Dataset entries start
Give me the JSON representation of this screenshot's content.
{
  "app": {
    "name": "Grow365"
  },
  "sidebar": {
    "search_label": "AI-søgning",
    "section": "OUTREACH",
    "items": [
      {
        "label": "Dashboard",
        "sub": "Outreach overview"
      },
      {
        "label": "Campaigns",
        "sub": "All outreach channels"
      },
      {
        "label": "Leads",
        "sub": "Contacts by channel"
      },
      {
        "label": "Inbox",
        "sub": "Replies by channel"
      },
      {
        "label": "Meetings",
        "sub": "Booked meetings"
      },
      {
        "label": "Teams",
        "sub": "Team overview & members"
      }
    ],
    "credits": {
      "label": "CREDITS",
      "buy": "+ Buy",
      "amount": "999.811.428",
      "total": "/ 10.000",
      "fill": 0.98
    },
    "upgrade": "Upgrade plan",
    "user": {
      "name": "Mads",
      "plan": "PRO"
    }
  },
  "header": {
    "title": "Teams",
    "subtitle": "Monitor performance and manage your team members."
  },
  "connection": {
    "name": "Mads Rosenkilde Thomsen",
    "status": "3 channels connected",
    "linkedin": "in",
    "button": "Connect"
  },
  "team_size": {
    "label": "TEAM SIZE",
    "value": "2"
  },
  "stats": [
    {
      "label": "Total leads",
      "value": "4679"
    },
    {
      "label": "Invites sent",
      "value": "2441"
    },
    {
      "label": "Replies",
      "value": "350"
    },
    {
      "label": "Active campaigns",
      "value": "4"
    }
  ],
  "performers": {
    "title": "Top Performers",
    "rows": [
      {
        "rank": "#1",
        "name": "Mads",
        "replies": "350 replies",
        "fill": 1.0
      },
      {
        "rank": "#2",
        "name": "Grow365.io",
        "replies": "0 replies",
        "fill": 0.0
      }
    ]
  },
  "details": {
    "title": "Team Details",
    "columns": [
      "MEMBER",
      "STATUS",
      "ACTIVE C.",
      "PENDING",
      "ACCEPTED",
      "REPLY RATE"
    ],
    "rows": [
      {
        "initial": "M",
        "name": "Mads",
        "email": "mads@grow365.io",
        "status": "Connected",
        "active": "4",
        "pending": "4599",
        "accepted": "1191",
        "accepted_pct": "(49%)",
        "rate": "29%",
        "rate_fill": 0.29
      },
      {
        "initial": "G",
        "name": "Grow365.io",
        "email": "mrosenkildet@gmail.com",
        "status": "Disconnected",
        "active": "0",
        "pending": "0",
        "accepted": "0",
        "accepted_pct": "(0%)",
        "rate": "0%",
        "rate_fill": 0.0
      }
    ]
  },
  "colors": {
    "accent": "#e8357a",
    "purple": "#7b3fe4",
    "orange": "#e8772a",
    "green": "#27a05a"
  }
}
Dataset entries end
Given request:
Identify the lines in the entries that hold "email" and return each one.

Full answer:
        "email": "mads@grow365.io",
        "email": "mrosenkildet@gmail.com",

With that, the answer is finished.